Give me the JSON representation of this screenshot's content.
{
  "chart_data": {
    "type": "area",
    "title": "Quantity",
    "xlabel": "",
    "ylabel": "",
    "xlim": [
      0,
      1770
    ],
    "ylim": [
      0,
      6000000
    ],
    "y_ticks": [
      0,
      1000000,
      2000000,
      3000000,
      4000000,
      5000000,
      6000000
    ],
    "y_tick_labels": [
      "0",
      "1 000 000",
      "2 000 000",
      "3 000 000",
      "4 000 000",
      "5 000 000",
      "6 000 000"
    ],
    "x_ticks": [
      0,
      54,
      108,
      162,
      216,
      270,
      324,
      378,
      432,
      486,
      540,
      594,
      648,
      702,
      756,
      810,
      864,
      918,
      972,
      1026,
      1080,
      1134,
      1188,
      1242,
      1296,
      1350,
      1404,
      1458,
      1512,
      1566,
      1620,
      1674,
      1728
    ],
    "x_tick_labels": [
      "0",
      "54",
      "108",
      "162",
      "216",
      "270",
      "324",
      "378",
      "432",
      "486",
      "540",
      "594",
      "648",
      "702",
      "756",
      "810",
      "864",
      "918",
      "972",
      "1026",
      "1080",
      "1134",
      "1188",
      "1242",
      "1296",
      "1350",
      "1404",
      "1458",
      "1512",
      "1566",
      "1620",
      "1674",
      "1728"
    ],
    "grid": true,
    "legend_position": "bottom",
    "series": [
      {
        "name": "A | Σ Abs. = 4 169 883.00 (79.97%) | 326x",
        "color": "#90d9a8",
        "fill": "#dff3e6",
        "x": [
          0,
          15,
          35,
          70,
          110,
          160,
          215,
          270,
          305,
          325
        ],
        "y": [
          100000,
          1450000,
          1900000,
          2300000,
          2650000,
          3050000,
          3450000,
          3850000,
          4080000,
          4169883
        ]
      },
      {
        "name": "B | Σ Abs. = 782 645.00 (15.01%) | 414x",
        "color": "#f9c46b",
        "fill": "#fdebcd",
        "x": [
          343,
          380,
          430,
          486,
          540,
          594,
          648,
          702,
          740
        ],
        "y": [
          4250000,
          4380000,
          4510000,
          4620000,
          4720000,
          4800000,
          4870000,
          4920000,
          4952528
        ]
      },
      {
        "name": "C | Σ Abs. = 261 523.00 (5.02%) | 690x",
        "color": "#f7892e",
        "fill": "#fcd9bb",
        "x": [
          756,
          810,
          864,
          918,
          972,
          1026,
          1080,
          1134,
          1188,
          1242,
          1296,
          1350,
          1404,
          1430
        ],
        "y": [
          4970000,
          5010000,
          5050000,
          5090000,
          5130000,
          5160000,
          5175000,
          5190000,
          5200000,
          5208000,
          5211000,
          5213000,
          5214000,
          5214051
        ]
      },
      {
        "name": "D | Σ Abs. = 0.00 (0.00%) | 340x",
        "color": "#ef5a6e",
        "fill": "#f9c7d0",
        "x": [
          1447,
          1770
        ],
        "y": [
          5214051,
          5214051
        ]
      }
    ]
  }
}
=-=-=
§ Short exercise
From the records, copy every line that has the string "fill" in it.

§ Expected answer
        "fill": "#dff3e6",
        "fill": "#fdebcd",
        "fill": "#fcd9bb",
        "fill": "#f9c7d0",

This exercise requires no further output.